● WHAT IS BEING ASKED
Starting with the line that contains "Extract the structured", copy each line exactly through the end of the listing, and omit all pictures.

>> start EXCERPTED RECORDS

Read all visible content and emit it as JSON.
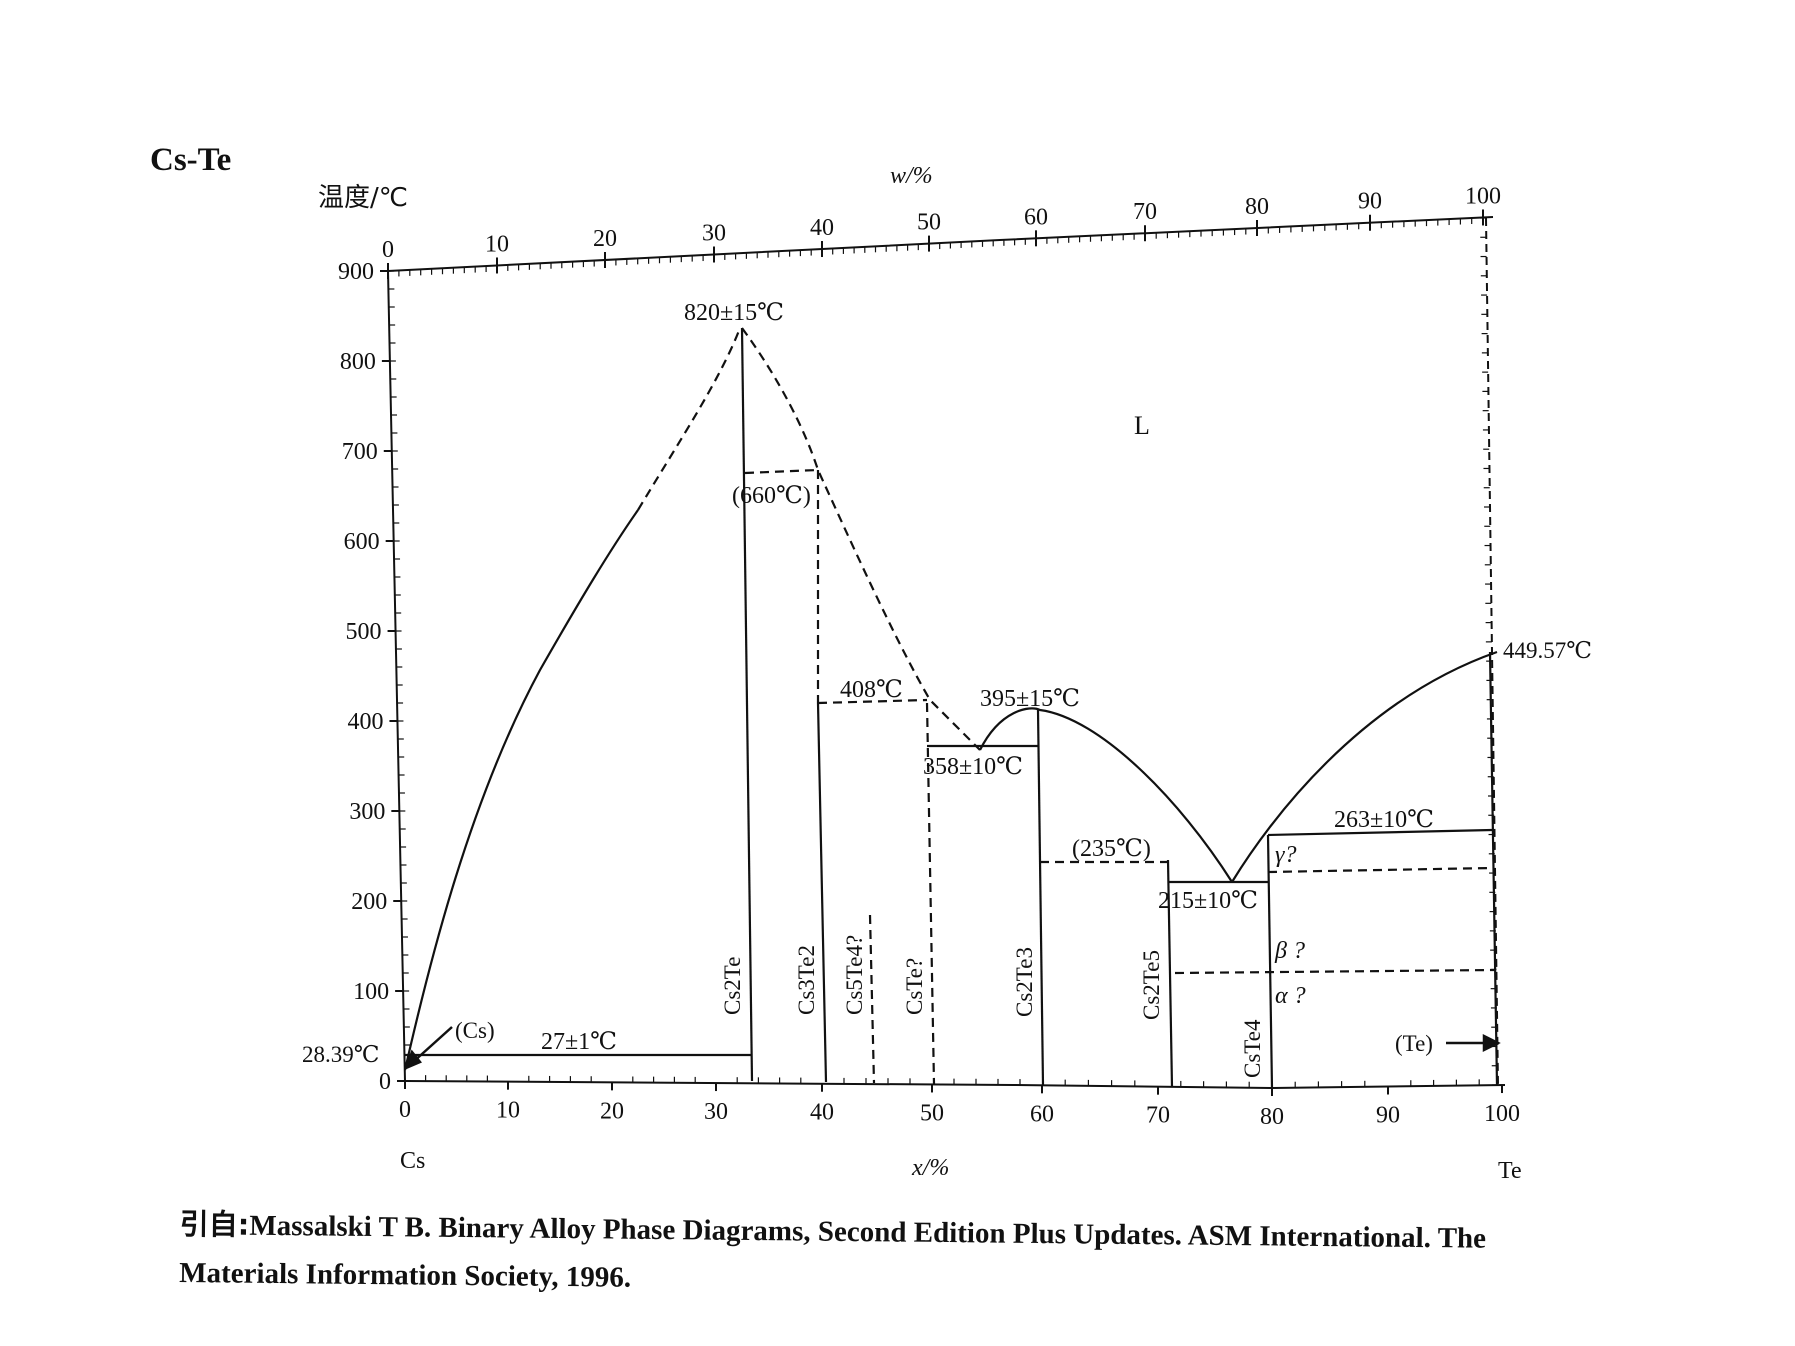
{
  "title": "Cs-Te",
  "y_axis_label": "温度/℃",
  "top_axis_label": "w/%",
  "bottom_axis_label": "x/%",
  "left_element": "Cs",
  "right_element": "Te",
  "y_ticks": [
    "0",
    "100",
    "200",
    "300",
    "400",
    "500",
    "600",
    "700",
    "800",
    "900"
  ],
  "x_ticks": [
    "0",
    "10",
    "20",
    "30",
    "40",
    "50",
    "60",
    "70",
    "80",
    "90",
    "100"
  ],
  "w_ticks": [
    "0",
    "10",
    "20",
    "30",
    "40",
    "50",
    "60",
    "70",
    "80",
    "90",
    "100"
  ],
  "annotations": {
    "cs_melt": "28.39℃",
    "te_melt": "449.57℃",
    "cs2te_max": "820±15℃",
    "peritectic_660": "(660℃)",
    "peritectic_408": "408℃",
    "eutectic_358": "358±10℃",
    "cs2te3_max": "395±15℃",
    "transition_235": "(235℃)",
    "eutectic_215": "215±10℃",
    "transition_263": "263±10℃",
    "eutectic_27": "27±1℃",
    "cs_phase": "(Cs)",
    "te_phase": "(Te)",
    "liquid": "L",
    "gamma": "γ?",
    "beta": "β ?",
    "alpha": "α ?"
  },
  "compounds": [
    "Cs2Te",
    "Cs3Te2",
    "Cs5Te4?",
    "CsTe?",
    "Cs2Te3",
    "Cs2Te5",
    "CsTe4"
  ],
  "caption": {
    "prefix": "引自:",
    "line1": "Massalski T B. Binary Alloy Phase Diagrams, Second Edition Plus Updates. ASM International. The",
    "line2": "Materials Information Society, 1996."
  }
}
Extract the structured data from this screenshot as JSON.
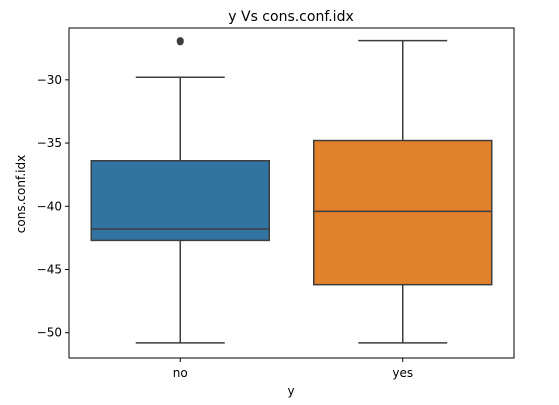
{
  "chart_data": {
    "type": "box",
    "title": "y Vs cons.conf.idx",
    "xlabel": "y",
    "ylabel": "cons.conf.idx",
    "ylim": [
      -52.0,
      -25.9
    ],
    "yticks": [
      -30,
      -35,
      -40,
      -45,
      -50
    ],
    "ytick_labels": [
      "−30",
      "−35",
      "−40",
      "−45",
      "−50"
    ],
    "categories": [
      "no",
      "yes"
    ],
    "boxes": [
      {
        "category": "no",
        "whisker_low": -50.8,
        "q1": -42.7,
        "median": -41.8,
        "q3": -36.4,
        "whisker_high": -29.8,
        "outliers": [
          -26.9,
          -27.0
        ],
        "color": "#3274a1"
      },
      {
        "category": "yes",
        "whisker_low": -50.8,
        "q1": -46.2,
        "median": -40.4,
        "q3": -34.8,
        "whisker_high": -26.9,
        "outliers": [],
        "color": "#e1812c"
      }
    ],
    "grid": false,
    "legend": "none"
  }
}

>> end EXCERPTED RECORDS

● FULL RESPONSE
Extract the structured data from this screenshot as JSON.
{
  "chart_data": {
    "type": "box",
    "title": "y Vs cons.conf.idx",
    "xlabel": "y",
    "ylabel": "cons.conf.idx",
    "ylim": [
      -52.0,
      -25.9
    ],
    "yticks": [
      -30,
      -35,
      -40,
      -45,
      -50
    ],
    "ytick_labels": [
      "−30",
      "−35",
      "−40",
      "−45",
      "−50"
    ],
    "categories": [
      "no",
      "yes"
    ],
    "boxes": [
      {
        "category": "no",
        "whisker_low": -50.8,
        "q1": -42.7,
        "median": -41.8,
        "q3": -36.4,
        "whisker_high": -29.8,
        "outliers": [
          -26.9,
          -27.0
        ],
        "color": "#3274a1"
      },
      {
        "category": "yes",
        "whisker_low": -50.8,
        "q1": -46.2,
        "median": -40.4,
        "q3": -34.8,
        "whisker_high": -26.9,
        "outliers": [],
        "color": "#e1812c"
      }
    ],
    "grid": false,
    "legend": "none"
  }
}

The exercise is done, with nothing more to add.